╭─ SUPPLIED MATERIAL
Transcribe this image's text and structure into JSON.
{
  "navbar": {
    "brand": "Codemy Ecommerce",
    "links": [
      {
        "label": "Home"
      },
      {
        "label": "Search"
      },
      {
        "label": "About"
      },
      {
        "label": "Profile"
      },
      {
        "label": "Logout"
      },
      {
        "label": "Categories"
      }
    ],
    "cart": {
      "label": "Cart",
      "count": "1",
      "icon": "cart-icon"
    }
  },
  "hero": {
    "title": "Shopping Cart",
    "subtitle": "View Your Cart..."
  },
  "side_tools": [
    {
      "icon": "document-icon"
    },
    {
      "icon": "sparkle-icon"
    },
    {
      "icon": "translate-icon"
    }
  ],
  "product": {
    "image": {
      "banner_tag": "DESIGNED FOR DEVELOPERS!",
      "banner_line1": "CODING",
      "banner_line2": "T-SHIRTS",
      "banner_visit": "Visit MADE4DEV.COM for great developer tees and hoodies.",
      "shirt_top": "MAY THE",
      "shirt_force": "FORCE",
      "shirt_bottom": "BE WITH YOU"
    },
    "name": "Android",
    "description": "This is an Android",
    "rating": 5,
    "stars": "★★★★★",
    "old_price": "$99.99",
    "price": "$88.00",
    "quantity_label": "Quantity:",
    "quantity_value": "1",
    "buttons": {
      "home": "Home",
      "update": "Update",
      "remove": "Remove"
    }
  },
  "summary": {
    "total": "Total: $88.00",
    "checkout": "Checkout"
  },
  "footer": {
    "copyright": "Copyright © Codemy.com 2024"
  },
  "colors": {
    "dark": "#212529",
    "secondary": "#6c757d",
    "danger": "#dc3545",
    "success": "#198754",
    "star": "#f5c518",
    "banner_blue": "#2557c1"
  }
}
╰─
- **JOB**:
Print the complete listing again, exactly as it stands.

- **EXERCISE RESULT**:
Transcribe this image's text and structure into JSON.
{
  "navbar": {
    "brand": "Codemy Ecommerce",
    "links": [
      {
        "label": "Home"
      },
      {
        "label": "Search"
      },
      {
        "label": "About"
      },
      {
        "label": "Profile"
      },
      {
        "label": "Logout"
      },
      {
        "label": "Categories"
      }
    ],
    "cart": {
      "label": "Cart",
      "count": "1",
      "icon": "cart-icon"
    }
  },
  "hero": {
    "title": "Shopping Cart",
    "subtitle": "View Your Cart..."
  },
  "side_tools": [
    {
      "icon": "document-icon"
    },
    {
      "icon": "sparkle-icon"
    },
    {
      "icon": "translate-icon"
    }
  ],
  "product": {
    "image": {
      "banner_tag": "DESIGNED FOR DEVELOPERS!",
      "banner_line1": "CODING",
      "banner_line2": "T-SHIRTS",
      "banner_visit": "Visit MADE4DEV.COM for great developer tees and hoodies.",
      "shirt_top": "MAY THE",
      "shirt_force": "FORCE",
      "shirt_bottom": "BE WITH YOU"
    },
    "name": "Android",
    "description": "This is an Android",
    "rating": 5,
    "stars": "★★★★★",
    "old_price": "$99.99",
    "price": "$88.00",
    "quantity_label": "Quantity:",
    "quantity_value": "1",
    "buttons": {
      "home": "Home",
      "update": "Update",
      "remove": "Remove"
    }
  },
  "summary": {
    "total": "Total: $88.00",
    "checkout": "Checkout"
  },
  "footer": {
    "copyright": "Copyright © Codemy.com 2024"
  },
  "colors": {
    "dark": "#212529",
    "secondary": "#6c757d",
    "danger": "#dc3545",
    "success": "#198754",
    "star": "#f5c518",
    "banner_blue": "#2557c1"
  }
}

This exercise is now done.